## What you will do
Give the data below again, word for word.

(Stored data)

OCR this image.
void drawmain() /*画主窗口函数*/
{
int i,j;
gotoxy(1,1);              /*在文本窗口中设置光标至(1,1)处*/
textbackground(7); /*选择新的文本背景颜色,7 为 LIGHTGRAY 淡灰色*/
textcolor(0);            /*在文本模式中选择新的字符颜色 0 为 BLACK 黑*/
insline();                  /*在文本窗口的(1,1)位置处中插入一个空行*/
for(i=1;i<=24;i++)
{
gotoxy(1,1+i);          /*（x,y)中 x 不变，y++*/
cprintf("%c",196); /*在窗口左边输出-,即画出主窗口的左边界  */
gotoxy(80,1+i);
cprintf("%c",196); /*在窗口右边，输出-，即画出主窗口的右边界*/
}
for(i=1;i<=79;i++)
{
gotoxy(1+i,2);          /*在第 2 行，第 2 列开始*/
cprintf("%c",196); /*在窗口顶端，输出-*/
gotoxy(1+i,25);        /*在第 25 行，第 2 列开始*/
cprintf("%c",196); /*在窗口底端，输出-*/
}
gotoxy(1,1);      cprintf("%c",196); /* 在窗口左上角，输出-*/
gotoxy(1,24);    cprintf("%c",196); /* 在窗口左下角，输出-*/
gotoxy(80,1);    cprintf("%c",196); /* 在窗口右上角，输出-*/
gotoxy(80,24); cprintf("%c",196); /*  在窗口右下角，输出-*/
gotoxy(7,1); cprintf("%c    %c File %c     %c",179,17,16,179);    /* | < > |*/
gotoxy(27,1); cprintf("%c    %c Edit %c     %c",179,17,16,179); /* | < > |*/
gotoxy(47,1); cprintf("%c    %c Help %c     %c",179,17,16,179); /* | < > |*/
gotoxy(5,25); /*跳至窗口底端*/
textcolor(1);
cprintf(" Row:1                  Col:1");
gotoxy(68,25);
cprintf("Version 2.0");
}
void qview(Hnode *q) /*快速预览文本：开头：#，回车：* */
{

## Exercise answer
OCR this image.
void drawmain() /*画主窗口函数*/
{
int i,j;
gotoxy(1,1);              /*在文本窗口中设置光标至(1,1)处*/
textbackground(7); /*选择新的文本背景颜色,7 为 LIGHTGRAY 淡灰色*/
textcolor(0);            /*在文本模式中选择新的字符颜色 0 为 BLACK 黑*/
insline();                  /*在文本窗口的(1,1)位置处中插入一个空行*/
for(i=1;i<=24;i++)
{
gotoxy(1,1+i);          /*（x,y)中 x 不变，y++*/
cprintf("%c",196); /*在窗口左边输出-,即画出主窗口的左边界  */
gotoxy(80,1+i);
cprintf("%c",196); /*在窗口右边，输出-，即画出主窗口的右边界*/
}
for(i=1;i<=79;i++)
{
gotoxy(1+i,2);          /*在第 2 行，第 2 列开始*/
cprintf("%c",196); /*在窗口顶端，输出-*/
gotoxy(1+i,25);        /*在第 25 行，第 2 列开始*/
cprintf("%c",196); /*在窗口底端，输出-*/
}
gotoxy(1,1);      cprintf("%c",196); /* 在窗口左上角，输出-*/
gotoxy(1,24);    cprintf("%c",196); /* 在窗口左下角，输出-*/
gotoxy(80,1);    cprintf("%c",196); /* 在窗口右上角，输出-*/
gotoxy(80,24); cprintf("%c",196); /*  在窗口右下角，输出-*/
gotoxy(7,1); cprintf("%c    %c File %c     %c",179,17,16,179);    /* | < > |*/
gotoxy(27,1); cprintf("%c    %c Edit %c     %c",179,17,16,179); /* | < > |*/
gotoxy(47,1); cprintf("%c    %c Help %c     %c",179,17,16,179); /* | < > |*/
gotoxy(5,25); /*跳至窗口底端*/
textcolor(1);
cprintf(" Row:1                  Col:1");
gotoxy(68,25);
cprintf("Version 2.0");
}
void qview(Hnode *q) /*快速预览文本：开头：#，回车：* */
{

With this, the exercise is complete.